### [Vorliegender Text]

────────────────────────────────────────

Im Gegensatz zu den anderen vier Zweigen der Sozialversicherung (Arbeitgeber und Arbeitnehmer je 50 Prozent) werden die Beiträge zur gesetzlichen Unfallversicherung zu 100 Prozent vom Arbeitgeber bezahlt. Seit 1971 sind auch Schüler, Studenten und Kinder im Kindergarten auf Staatskosten versichert - in den Ausbildungsstätten, auf dem Weg dorthin und zurück.
Träger der gesetzlichen Unfallversicherung sind die Berufsgenossenschaften (gewerbliche, landwirtschaftliche, See-Berufsgenossenschaft und andere), aber auch die Gemeinden und Gemeinde-Unfallversicherungsverbände.
Die Unfallversicherung erbringt Leistungen u. a.

────────────────────────────────────────

### [Aufgaben]
1. Beantworten Sie anhand des Textes zur gesetzlichen Unfallversicherung folgende Fragen:
(a) Zu welchem Anteil zahlt der Arbeitgeber die Beiträge zur gesetzlichen Unfallversicherung?
(b) Seit welchem Jahr sind Schüler, Studenten und Kinder im Kindergarten auf Staatskosten versichert?
(c) Wer ist neben den Berufsgenossenschaften Träger der gesetzlichen Unfallversicherung?
2. Zählen Sie alle Personengruppen auf, die laut dem Text zur gesetzlichen Unfallversicherung auf Staatskosten versichert sind.

[Gespeicherte Einträge]
────────────────────────────────────────

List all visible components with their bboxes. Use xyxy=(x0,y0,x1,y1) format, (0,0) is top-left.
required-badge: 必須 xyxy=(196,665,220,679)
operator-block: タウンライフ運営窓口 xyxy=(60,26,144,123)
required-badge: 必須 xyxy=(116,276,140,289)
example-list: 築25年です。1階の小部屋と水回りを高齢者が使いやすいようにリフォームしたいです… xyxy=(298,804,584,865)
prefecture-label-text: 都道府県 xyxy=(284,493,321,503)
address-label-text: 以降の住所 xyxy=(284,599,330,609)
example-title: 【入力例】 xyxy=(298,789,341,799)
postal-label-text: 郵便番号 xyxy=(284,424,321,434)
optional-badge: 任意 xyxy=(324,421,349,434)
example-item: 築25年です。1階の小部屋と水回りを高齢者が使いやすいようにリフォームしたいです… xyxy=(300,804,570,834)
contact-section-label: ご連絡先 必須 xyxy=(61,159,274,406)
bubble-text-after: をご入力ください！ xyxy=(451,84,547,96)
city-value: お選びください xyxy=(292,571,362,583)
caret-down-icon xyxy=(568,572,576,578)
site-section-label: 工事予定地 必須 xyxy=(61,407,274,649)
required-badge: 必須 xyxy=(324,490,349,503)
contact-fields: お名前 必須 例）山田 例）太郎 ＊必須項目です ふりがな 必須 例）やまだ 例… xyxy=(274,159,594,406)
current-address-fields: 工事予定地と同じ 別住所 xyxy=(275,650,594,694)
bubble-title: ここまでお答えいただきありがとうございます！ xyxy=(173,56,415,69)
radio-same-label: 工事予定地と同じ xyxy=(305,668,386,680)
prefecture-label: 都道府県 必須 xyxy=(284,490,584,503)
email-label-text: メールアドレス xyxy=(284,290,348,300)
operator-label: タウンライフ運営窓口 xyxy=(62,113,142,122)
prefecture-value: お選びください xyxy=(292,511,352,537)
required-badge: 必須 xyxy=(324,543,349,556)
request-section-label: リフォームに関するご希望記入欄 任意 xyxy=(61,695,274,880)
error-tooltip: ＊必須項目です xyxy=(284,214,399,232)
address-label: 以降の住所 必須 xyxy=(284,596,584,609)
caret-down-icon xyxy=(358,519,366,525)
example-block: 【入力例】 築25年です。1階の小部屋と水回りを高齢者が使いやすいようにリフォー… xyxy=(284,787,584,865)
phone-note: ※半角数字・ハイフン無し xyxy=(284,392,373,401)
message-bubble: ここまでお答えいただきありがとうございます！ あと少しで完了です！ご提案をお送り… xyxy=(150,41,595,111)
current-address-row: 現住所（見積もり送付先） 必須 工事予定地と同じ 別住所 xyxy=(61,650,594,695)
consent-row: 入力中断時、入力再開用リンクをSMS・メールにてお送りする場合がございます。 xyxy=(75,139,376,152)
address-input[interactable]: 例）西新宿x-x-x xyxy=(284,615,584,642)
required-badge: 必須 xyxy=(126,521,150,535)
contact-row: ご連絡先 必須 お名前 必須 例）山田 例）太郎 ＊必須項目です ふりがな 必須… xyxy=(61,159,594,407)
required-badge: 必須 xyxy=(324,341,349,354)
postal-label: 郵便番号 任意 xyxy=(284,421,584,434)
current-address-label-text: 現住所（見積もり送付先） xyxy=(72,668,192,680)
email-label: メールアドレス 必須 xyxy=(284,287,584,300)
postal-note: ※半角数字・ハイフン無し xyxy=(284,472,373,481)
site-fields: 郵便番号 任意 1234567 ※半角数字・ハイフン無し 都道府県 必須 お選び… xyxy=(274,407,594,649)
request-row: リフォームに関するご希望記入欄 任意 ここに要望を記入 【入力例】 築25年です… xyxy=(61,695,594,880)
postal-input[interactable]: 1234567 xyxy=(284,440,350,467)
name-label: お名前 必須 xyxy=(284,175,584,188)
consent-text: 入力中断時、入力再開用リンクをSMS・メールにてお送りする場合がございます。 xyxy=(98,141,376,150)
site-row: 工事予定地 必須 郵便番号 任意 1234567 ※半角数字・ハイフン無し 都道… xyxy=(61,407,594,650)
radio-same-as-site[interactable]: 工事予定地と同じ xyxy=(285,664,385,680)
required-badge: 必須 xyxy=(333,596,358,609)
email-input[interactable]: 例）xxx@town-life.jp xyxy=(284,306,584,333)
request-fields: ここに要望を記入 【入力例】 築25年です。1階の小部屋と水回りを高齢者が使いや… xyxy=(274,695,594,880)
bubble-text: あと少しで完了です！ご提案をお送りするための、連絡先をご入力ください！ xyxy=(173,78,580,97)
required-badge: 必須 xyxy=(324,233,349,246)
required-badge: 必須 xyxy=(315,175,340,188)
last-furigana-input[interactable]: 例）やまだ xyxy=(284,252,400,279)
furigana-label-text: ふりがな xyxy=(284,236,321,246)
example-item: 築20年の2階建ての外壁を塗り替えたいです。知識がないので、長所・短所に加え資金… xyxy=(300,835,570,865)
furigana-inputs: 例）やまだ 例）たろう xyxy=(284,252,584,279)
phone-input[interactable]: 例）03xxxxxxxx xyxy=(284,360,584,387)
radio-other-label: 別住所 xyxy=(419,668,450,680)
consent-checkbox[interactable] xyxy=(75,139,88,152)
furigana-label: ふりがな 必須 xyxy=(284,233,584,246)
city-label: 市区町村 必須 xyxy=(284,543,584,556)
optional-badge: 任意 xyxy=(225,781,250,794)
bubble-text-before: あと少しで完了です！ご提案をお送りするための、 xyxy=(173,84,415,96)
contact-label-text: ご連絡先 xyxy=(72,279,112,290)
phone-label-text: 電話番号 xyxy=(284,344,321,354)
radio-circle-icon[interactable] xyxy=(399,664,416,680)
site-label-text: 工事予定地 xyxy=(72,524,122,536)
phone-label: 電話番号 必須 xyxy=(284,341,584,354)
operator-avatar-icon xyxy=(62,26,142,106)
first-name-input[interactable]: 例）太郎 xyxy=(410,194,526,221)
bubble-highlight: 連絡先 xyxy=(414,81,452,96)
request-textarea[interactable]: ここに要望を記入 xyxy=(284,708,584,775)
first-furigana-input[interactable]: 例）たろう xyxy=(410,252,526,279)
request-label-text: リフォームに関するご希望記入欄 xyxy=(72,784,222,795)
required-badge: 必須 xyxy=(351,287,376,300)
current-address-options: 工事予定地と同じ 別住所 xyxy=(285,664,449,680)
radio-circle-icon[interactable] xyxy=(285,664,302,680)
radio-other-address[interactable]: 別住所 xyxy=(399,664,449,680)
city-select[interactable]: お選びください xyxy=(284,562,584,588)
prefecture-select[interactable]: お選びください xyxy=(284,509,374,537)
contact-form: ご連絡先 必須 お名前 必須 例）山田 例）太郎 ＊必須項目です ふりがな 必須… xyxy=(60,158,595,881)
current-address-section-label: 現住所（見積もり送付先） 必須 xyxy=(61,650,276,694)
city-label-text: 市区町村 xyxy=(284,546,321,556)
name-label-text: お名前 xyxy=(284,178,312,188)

────────────────────────────────────────

### [Lösungen]
1.
(a) Der Arbeitgeber zahlt die Beiträge zu 100 Prozent.
(b) Sie sind seit 1971 auf Staatskosten versichert.
(c) Auch die Gemeinden und die Gemeinde-Unfallversicherungsverbände sind Träger.

2.
- Schüler
- Studenten
- Kinder im Kindergarten